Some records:
· · · · ·

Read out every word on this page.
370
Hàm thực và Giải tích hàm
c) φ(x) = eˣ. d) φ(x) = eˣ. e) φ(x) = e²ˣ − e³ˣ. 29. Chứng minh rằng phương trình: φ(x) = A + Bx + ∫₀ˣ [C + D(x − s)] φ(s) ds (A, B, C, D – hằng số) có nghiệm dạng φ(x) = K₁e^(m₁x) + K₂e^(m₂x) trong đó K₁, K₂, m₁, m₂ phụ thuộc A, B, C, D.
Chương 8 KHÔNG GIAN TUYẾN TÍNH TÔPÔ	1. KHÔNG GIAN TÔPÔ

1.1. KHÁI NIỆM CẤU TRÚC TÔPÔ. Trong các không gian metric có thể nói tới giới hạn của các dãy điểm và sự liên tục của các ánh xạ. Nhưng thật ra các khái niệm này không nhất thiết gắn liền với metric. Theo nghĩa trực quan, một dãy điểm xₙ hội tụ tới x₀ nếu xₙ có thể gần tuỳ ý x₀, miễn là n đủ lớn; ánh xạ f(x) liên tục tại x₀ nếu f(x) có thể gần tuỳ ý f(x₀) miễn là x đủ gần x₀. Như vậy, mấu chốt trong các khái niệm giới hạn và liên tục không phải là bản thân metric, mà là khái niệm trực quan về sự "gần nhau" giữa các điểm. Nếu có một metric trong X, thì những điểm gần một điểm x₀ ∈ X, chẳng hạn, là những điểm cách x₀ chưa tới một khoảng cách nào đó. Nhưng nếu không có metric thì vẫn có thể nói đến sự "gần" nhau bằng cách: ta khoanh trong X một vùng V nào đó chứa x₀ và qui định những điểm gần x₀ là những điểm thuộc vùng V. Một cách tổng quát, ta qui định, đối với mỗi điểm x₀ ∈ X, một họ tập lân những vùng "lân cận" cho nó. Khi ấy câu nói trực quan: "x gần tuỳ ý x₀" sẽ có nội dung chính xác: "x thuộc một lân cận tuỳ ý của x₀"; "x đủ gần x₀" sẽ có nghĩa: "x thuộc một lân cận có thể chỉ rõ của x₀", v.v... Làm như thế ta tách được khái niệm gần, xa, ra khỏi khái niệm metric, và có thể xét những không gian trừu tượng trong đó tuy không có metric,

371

· · · · ·

Copy the records above exactly as they appear.

Read out every word on this page.
370
Hàm thực và Giải tích hàm
c) φ(x) = eˣ. d) φ(x) = eˣ. e) φ(x) = e²ˣ − e³ˣ. 29. Chứng minh rằng phương trình: φ(x) = A + Bx + ∫₀ˣ [C + D(x − s)] φ(s) ds (A, B, C, D – hằng số) có nghiệm dạng φ(x) = K₁e^(m₁x) + K₂e^(m₂x) trong đó K₁, K₂, m₁, m₂ phụ thuộc A, B, C, D.
Chương 8 KHÔNG GIAN TUYẾN TÍNH TÔPÔ	1. KHÔNG GIAN TÔPÔ

1.1. KHÁI NIỆM CẤU TRÚC TÔPÔ. Trong các không gian metric có thể nói tới giới hạn của các dãy điểm và sự liên tục của các ánh xạ. Nhưng thật ra các khái niệm này không nhất thiết gắn liền với metric. Theo nghĩa trực quan, một dãy điểm xₙ hội tụ tới x₀ nếu xₙ có thể gần tuỳ ý x₀, miễn là n đủ lớn; ánh xạ f(x) liên tục tại x₀ nếu f(x) có thể gần tuỳ ý f(x₀) miễn là x đủ gần x₀. Như vậy, mấu chốt trong các khái niệm giới hạn và liên tục không phải là bản thân metric, mà là khái niệm trực quan về sự "gần nhau" giữa các điểm. Nếu có một metric trong X, thì những điểm gần một điểm x₀ ∈ X, chẳng hạn, là những điểm cách x₀ chưa tới một khoảng cách nào đó. Nhưng nếu không có metric thì vẫn có thể nói đến sự "gần" nhau bằng cách: ta khoanh trong X một vùng V nào đó chứa x₀ và qui định những điểm gần x₀ là những điểm thuộc vùng V. Một cách tổng quát, ta qui định, đối với mỗi điểm x₀ ∈ X, một họ tập lân những vùng "lân cận" cho nó. Khi ấy câu nói trực quan: "x gần tuỳ ý x₀" sẽ có nội dung chính xác: "x thuộc một lân cận tuỳ ý của x₀"; "x đủ gần x₀" sẽ có nghĩa: "x thuộc một lân cận có thể chỉ rõ của x₀", v.v... Làm như thế ta tách được khái niệm gần, xa, ra khỏi khái niệm metric, và có thể xét những không gian trừu tượng trong đó tuy không có metric,

371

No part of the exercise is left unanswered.